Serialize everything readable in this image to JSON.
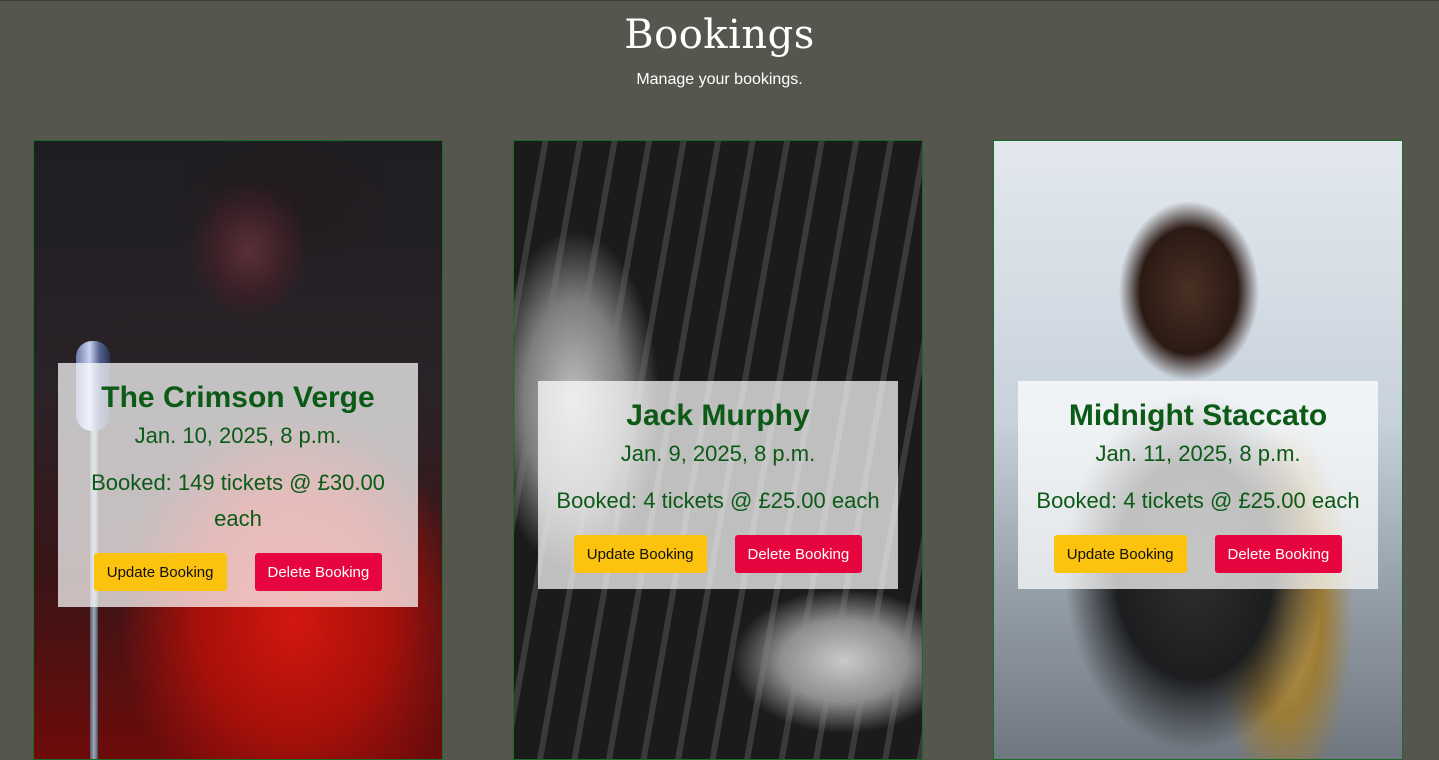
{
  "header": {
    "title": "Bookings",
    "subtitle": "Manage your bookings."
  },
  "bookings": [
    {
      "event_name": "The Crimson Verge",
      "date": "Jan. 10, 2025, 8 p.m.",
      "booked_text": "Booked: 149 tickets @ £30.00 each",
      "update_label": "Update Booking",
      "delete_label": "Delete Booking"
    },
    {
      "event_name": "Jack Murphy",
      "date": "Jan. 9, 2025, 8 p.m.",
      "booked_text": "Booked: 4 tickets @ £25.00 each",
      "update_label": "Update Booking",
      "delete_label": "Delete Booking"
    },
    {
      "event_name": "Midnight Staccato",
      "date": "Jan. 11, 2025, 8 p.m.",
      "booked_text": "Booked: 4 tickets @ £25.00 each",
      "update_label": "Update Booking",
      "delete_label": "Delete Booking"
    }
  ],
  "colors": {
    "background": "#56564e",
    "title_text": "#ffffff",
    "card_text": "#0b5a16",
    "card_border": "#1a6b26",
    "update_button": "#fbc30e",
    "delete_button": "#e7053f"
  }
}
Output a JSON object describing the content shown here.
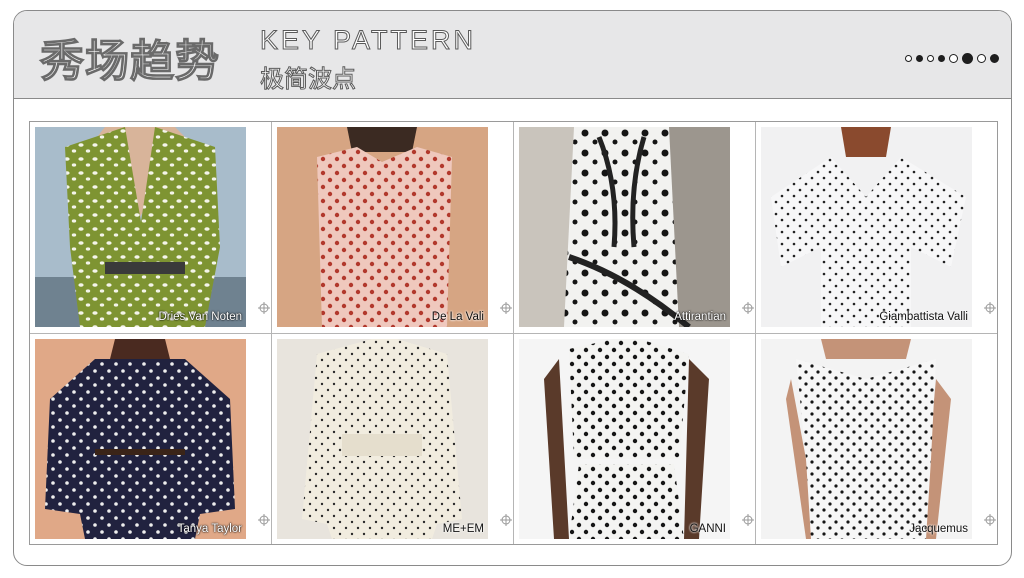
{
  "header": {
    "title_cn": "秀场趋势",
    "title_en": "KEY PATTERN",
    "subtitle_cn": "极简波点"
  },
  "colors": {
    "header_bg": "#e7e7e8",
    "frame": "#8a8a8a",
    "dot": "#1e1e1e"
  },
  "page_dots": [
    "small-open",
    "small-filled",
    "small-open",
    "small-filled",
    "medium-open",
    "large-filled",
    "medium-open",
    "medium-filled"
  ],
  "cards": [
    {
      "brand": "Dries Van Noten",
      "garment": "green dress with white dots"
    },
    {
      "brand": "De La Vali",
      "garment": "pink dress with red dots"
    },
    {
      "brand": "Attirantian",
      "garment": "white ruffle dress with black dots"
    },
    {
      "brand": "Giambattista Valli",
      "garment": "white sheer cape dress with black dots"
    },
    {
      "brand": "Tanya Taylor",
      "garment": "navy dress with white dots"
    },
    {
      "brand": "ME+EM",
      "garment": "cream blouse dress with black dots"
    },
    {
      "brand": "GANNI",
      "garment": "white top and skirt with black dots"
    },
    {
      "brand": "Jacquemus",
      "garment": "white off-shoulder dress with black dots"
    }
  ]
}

■ What to produce
Each record above should come back exactly the same, only without its pictures.

■ Result of this exercise
Serialize everything readable in this image to JSON.
{
  "header": {
    "title": "Bookings",
    "subtitle": "Manage your bookings."
  },
  "bookings": [
    {
      "event_name": "The Crimson Verge",
      "date": "Jan. 10, 2025, 8 p.m.",
      "booked_text": "Booked: 149 tickets @ £30.00 each",
      "update_label": "Update Booking",
      "delete_label": "Delete Booking"
    },
    {
      "event_name": "Jack Murphy",
      "date": "Jan. 9, 2025, 8 p.m.",
      "booked_text": "Booked: 4 tickets @ £25.00 each",
      "update_label": "Update Booking",
      "delete_label": "Delete Booking"
    },
    {
      "event_name": "Midnight Staccato",
      "date": "Jan. 11, 2025, 8 p.m.",
      "booked_text": "Booked: 4 tickets @ £25.00 each",
      "update_label": "Update Booking",
      "delete_label": "Delete Booking"
    }
  ],
  "colors": {
    "background": "#56564e",
    "title_text": "#ffffff",
    "card_text": "#0b5a16",
    "card_border": "#1a6b26",
    "update_button": "#fbc30e",
    "delete_button": "#e7053f"
  }
}
Output a JSON object describing the content shown here.
{
  "header": {
    "title_cn": "秀场趋势",
    "title_en": "KEY PATTERN",
    "subtitle_cn": "极简波点"
  },
  "colors": {
    "header_bg": "#e7e7e8",
    "frame": "#8a8a8a",
    "dot": "#1e1e1e"
  },
  "page_dots": [
    "small-open",
    "small-filled",
    "small-open",
    "small-filled",
    "medium-open",
    "large-filled",
    "medium-open",
    "medium-filled"
  ],
  "cards": [
    {
      "brand": "Dries Van Noten",
      "garment": "green dress with white dots"
    },
    {
      "brand": "De La Vali",
      "garment": "pink dress with red dots"
    },
    {
      "brand": "Attirantian",
      "garment": "white ruffle dress with black dots"
    },
    {
      "brand": "Giambattista Valli",
      "garment": "white sheer cape dress with black dots"
    },
    {
      "brand": "Tanya Taylor",
      "garment": "navy dress with white dots"
    },
    {
      "brand": "ME+EM",
      "garment": "cream blouse dress with black dots"
    },
    {
      "brand": "GANNI",
      "garment": "white top and skirt with black dots"
    },
    {
      "brand": "Jacquemus",
      "garment": "white off-shoulder dress with black dots"
    }
  ]
}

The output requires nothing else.